» Exercise details
Return the records that follow, matching each one exactly.
----
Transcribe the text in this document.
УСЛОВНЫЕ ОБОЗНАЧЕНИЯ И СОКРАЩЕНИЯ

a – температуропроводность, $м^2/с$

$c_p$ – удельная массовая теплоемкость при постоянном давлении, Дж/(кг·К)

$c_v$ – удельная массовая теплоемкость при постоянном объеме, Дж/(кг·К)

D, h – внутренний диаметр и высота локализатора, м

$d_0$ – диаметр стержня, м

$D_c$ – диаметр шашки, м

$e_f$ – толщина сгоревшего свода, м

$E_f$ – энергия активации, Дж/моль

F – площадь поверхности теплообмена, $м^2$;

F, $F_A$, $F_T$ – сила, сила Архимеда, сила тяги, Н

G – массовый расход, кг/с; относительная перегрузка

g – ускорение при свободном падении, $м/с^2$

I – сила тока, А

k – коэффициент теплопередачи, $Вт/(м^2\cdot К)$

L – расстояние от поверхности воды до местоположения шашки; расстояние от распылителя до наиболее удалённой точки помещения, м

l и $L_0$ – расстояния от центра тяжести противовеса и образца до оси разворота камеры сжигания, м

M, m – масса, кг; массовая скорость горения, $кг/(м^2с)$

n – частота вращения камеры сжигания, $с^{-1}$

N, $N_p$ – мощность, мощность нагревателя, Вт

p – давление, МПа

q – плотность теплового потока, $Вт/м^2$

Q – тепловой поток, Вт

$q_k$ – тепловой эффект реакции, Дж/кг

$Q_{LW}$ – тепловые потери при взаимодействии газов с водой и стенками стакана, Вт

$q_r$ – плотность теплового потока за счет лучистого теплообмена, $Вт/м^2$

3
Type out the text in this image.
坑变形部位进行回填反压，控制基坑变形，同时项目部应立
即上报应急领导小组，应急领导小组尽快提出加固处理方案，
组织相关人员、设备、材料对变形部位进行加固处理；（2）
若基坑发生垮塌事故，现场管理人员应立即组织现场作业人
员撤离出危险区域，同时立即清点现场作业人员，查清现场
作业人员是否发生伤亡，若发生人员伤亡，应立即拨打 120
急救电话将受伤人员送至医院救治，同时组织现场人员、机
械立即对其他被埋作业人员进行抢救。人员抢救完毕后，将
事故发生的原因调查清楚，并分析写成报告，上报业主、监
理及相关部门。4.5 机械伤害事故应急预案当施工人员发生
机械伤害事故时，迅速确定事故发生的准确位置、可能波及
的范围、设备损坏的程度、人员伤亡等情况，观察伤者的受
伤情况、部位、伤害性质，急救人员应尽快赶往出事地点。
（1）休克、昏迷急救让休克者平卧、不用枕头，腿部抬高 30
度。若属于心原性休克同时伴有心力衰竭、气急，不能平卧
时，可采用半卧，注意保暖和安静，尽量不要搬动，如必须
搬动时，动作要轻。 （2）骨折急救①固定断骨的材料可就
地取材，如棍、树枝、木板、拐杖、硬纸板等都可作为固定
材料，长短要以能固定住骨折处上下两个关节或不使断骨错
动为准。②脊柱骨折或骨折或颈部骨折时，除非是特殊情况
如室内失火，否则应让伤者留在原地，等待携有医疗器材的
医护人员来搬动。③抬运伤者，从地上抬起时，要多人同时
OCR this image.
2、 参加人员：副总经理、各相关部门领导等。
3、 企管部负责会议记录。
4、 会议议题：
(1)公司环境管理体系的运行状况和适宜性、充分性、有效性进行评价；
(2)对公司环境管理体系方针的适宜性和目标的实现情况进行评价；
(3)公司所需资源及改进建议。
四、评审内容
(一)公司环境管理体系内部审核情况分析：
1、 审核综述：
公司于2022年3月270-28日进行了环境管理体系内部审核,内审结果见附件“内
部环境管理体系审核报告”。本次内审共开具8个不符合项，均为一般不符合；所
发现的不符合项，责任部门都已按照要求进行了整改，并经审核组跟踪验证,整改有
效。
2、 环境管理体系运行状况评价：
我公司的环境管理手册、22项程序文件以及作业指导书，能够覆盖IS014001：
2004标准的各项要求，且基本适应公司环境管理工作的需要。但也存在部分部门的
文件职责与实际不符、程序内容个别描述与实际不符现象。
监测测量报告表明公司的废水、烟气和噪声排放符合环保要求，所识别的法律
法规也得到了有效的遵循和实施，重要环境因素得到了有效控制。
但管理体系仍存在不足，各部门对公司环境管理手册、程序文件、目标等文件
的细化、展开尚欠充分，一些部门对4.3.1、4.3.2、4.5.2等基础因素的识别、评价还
----
» The completed task
Transcribe the text in this document.
УСЛОВНЫЕ ОБОЗНАЧЕНИЯ И СОКРАЩЕНИЯ

a – температуропроводность, $м^2/с$

$c_p$ – удельная массовая теплоемкость при постоянном давлении, Дж/(кг·К)

$c_v$ – удельная массовая теплоемкость при постоянном объеме, Дж/(кг·К)

D, h – внутренний диаметр и высота локализатора, м

$d_0$ – диаметр стержня, м

$D_c$ – диаметр шашки, м

$e_f$ – толщина сгоревшего свода, м

$E_f$ – энергия активации, Дж/моль

F – площадь поверхности теплообмена, $м^2$;

F, $F_A$, $F_T$ – сила, сила Архимеда, сила тяги, Н

G – массовый расход, кг/с; относительная перегрузка

g – ускорение при свободном падении, $м/с^2$

I – сила тока, А

k – коэффициент теплопередачи, $Вт/(м^2\cdot К)$

L – расстояние от поверхности воды до местоположения шашки; расстояние от распылителя до наиболее удалённой точки помещения, м

l и $L_0$ – расстояния от центра тяжести противовеса и образца до оси разворота камеры сжигания, м

M, m – масса, кг; массовая скорость горения, $кг/(м^2с)$

n – частота вращения камеры сжигания, $с^{-1}$

N, $N_p$ – мощность, мощность нагревателя, Вт

p – давление, МПа

q – плотность теплового потока, $Вт/м^2$

Q – тепловой поток, Вт

$q_k$ – тепловой эффект реакции, Дж/кг

$Q_{LW}$ – тепловые потери при взаимодействии газов с водой и стенками стакана, Вт

$q_r$ – плотность теплового потока за счет лучистого теплообмена, $Вт/м^2$

3
Type out the text in this image.
坑变形部位进行回填反压，控制基坑变形，同时项目部应立
即上报应急领导小组，应急领导小组尽快提出加固处理方案，
组织相关人员、设备、材料对变形部位进行加固处理；（2）
若基坑发生垮塌事故，现场管理人员应立即组织现场作业人
员撤离出危险区域，同时立即清点现场作业人员，查清现场
作业人员是否发生伤亡，若发生人员伤亡，应立即拨打 120
急救电话将受伤人员送至医院救治，同时组织现场人员、机
械立即对其他被埋作业人员进行抢救。人员抢救完毕后，将
事故发生的原因调查清楚，并分析写成报告，上报业主、监
理及相关部门。4.5 机械伤害事故应急预案当施工人员发生
机械伤害事故时，迅速确定事故发生的准确位置、可能波及
的范围、设备损坏的程度、人员伤亡等情况，观察伤者的受
伤情况、部位、伤害性质，急救人员应尽快赶往出事地点。
（1）休克、昏迷急救让休克者平卧、不用枕头，腿部抬高 30
度。若属于心原性休克同时伴有心力衰竭、气急，不能平卧
时，可采用半卧，注意保暖和安静，尽量不要搬动，如必须
搬动时，动作要轻。 （2）骨折急救①固定断骨的材料可就
地取材，如棍、树枝、木板、拐杖、硬纸板等都可作为固定
材料，长短要以能固定住骨折处上下两个关节或不使断骨错
动为准。②脊柱骨折或骨折或颈部骨折时，除非是特殊情况
如室内失火，否则应让伤者留在原地，等待携有医疗器材的
医护人员来搬动。③抬运伤者，从地上抬起时，要多人同时
OCR this image.
2、 参加人员：副总经理、各相关部门领导等。
3、 企管部负责会议记录。
4、 会议议题：
(1)公司环境管理体系的运行状况和适宜性、充分性、有效性进行评价；
(2)对公司环境管理体系方针的适宜性和目标的实现情况进行评价；
(3)公司所需资源及改进建议。
四、评审内容
(一)公司环境管理体系内部审核情况分析：
1、 审核综述：
公司于2022年3月270-28日进行了环境管理体系内部审核,内审结果见附件“内
部环境管理体系审核报告”。本次内审共开具8个不符合项，均为一般不符合；所
发现的不符合项，责任部门都已按照要求进行了整改，并经审核组跟踪验证,整改有
效。
2、 环境管理体系运行状况评价：
我公司的环境管理手册、22项程序文件以及作业指导书，能够覆盖IS014001：
2004标准的各项要求，且基本适应公司环境管理工作的需要。但也存在部分部门的
文件职责与实际不符、程序内容个别描述与实际不符现象。
监测测量报告表明公司的废水、烟气和噪声排放符合环保要求，所识别的法律
法规也得到了有效的遵循和实施，重要环境因素得到了有效控制。
但管理体系仍存在不足，各部门对公司环境管理手册、程序文件、目标等文件
的细化、展开尚欠充分，一些部门对4.3.1、4.3.2、4.5.2等基础因素的识别、评价还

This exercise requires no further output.